--- Goal ---
Every line in the listing is to be echoed verbatim.
** Start of Task inputs **
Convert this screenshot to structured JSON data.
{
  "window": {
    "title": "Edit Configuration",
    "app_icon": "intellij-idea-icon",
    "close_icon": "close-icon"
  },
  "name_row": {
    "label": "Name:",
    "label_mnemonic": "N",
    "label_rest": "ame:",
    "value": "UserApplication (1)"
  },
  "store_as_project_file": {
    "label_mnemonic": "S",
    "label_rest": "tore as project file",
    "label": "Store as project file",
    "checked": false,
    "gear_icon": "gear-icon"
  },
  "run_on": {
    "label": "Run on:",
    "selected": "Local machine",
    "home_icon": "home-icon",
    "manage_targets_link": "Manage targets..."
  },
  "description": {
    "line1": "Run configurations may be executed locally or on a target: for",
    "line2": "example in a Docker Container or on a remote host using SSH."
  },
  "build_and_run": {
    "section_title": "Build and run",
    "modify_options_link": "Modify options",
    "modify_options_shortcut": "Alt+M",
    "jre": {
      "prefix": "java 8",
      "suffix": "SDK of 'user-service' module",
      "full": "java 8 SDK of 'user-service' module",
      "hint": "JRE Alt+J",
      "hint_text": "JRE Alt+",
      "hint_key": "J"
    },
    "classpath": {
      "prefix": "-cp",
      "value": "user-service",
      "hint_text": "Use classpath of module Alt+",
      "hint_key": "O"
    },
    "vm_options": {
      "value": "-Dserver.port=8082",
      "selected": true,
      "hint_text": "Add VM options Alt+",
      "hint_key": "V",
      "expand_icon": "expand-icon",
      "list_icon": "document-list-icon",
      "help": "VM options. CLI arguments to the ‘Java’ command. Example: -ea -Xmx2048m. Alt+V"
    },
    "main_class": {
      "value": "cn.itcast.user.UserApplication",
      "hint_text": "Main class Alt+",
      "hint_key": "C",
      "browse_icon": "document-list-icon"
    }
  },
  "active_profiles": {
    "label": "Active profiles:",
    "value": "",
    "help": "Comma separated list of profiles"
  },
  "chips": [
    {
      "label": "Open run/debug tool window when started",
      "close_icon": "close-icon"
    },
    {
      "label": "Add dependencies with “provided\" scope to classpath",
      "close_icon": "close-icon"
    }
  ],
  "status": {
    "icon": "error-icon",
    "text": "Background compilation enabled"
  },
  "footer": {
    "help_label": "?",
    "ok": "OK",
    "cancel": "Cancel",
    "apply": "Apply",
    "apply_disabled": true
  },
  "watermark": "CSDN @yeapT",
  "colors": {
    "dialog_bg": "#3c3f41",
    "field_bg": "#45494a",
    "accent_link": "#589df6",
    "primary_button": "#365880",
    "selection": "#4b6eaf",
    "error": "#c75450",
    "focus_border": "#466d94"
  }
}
** End of Task inputs **
--- Answer to the exercise ---
Convert this screenshot to structured JSON data.
{
  "window": {
    "title": "Edit Configuration",
    "app_icon": "intellij-idea-icon",
    "close_icon": "close-icon"
  },
  "name_row": {
    "label": "Name:",
    "label_mnemonic": "N",
    "label_rest": "ame:",
    "value": "UserApplication (1)"
  },
  "store_as_project_file": {
    "label_mnemonic": "S",
    "label_rest": "tore as project file",
    "label": "Store as project file",
    "checked": false,
    "gear_icon": "gear-icon"
  },
  "run_on": {
    "label": "Run on:",
    "selected": "Local machine",
    "home_icon": "home-icon",
    "manage_targets_link": "Manage targets..."
  },
  "description": {
    "line1": "Run configurations may be executed locally or on a target: for",
    "line2": "example in a Docker Container or on a remote host using SSH."
  },
  "build_and_run": {
    "section_title": "Build and run",
    "modify_options_link": "Modify options",
    "modify_options_shortcut": "Alt+M",
    "jre": {
      "prefix": "java 8",
      "suffix": "SDK of 'user-service' module",
      "full": "java 8 SDK of 'user-service' module",
      "hint": "JRE Alt+J",
      "hint_text": "JRE Alt+",
      "hint_key": "J"
    },
    "classpath": {
      "prefix": "-cp",
      "value": "user-service",
      "hint_text": "Use classpath of module Alt+",
      "hint_key": "O"
    },
    "vm_options": {
      "value": "-Dserver.port=8082",
      "selected": true,
      "hint_text": "Add VM options Alt+",
      "hint_key": "V",
      "expand_icon": "expand-icon",
      "list_icon": "document-list-icon",
      "help": "VM options. CLI arguments to the ‘Java’ command. Example: -ea -Xmx2048m. Alt+V"
    },
    "main_class": {
      "value": "cn.itcast.user.UserApplication",
      "hint_text": "Main class Alt+",
      "hint_key": "C",
      "browse_icon": "document-list-icon"
    }
  },
  "active_profiles": {
    "label": "Active profiles:",
    "value": "",
    "help": "Comma separated list of profiles"
  },
  "chips": [
    {
      "label": "Open run/debug tool window when started",
      "close_icon": "close-icon"
    },
    {
      "label": "Add dependencies with “provided\" scope to classpath",
      "close_icon": "close-icon"
    }
  ],
  "status": {
    "icon": "error-icon",
    "text": "Background compilation enabled"
  },
  "footer": {
    "help_label": "?",
    "ok": "OK",
    "cancel": "Cancel",
    "apply": "Apply",
    "apply_disabled": true
  },
  "watermark": "CSDN @yeapT",
  "colors": {
    "dialog_bg": "#3c3f41",
    "field_bg": "#45494a",
    "accent_link": "#589df6",
    "primary_button": "#365880",
    "selection": "#4b6eaf",
    "error": "#c75450",
    "focus_border": "#466d94"
  }
}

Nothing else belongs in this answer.